- [GIVEN EXERCISE] Locate each line of the material that contains "JSON", then return it.

──────── EXERCISE MATERIAL

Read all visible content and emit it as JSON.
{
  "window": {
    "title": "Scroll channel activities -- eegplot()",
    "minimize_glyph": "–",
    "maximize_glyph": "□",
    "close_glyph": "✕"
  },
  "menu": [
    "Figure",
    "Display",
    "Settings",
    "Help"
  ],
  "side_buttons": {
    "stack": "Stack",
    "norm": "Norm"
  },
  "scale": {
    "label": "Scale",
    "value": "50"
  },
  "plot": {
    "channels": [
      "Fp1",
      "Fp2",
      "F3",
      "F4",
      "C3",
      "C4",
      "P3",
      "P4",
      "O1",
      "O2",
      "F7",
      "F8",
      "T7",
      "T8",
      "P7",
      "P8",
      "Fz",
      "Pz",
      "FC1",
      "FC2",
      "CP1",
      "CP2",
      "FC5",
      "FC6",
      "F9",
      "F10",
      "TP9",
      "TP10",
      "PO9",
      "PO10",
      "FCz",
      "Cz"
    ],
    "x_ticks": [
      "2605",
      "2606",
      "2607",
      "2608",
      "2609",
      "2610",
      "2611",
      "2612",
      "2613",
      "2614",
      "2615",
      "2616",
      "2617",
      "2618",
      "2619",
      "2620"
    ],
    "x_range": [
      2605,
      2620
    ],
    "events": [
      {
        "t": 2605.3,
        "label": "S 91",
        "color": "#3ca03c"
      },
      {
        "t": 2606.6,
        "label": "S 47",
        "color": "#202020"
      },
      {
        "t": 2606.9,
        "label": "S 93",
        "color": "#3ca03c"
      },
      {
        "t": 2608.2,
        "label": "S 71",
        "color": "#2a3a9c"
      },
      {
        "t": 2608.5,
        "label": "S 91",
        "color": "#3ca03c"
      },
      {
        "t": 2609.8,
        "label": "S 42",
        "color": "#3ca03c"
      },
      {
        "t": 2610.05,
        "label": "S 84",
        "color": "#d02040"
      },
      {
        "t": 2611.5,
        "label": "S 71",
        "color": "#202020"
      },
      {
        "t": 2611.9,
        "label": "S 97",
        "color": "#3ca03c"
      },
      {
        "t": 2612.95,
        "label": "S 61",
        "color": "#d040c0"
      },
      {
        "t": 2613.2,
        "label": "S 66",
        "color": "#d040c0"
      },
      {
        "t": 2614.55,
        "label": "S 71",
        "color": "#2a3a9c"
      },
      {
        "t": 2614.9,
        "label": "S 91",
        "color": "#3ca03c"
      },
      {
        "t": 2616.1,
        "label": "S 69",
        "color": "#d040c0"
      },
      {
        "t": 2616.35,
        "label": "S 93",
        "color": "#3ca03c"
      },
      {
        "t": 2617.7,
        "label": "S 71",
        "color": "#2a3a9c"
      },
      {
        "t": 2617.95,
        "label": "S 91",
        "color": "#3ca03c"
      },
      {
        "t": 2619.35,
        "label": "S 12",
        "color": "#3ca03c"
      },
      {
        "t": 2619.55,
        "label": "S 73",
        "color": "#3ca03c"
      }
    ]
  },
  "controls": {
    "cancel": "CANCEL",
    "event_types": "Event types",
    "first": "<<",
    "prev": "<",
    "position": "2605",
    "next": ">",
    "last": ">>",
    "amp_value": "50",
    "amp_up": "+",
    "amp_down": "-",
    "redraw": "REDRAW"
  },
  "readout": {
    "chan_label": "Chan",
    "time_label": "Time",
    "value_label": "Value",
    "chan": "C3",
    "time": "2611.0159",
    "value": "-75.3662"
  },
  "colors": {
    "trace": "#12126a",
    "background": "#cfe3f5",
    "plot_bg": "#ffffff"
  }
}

────────────────
──────── EXERCISE MATERIAL

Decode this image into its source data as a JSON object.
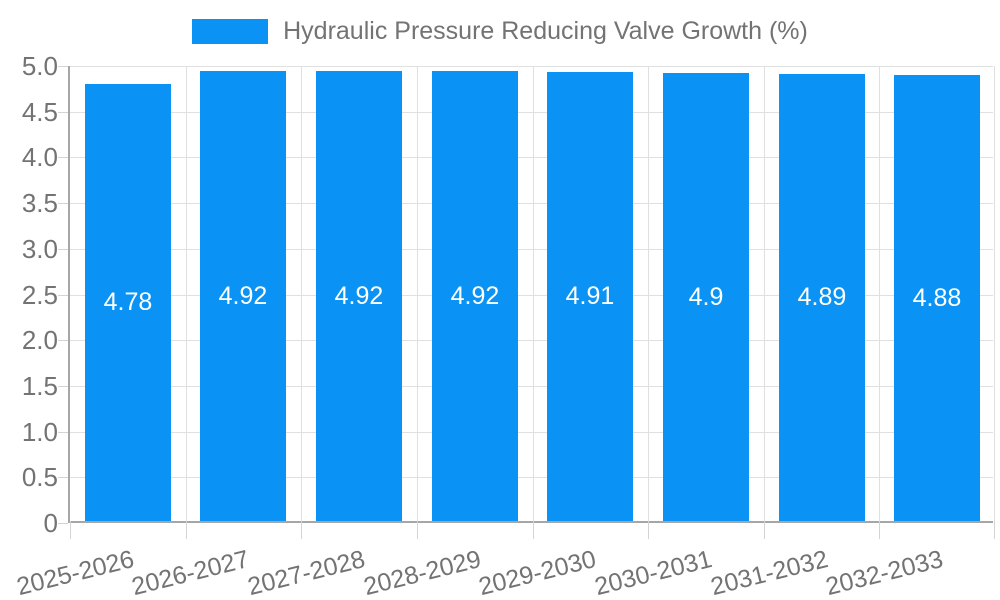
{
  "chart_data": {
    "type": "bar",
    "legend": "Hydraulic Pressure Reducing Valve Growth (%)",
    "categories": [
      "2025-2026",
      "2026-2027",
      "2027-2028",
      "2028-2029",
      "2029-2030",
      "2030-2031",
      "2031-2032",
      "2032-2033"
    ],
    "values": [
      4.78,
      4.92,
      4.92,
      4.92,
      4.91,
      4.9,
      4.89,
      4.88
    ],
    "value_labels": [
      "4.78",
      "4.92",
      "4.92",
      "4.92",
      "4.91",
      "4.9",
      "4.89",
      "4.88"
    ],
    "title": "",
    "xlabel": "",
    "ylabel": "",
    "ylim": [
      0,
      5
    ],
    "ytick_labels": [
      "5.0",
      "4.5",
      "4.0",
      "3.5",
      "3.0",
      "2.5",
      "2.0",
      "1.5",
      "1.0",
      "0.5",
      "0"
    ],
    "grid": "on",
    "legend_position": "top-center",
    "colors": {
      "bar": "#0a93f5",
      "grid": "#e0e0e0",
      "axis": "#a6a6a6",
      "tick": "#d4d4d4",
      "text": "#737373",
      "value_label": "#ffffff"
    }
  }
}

────────────────

- [RESPONSE BELOW]
Read all visible content and emit it as JSON.
Decode this image into its source data as a JSON object.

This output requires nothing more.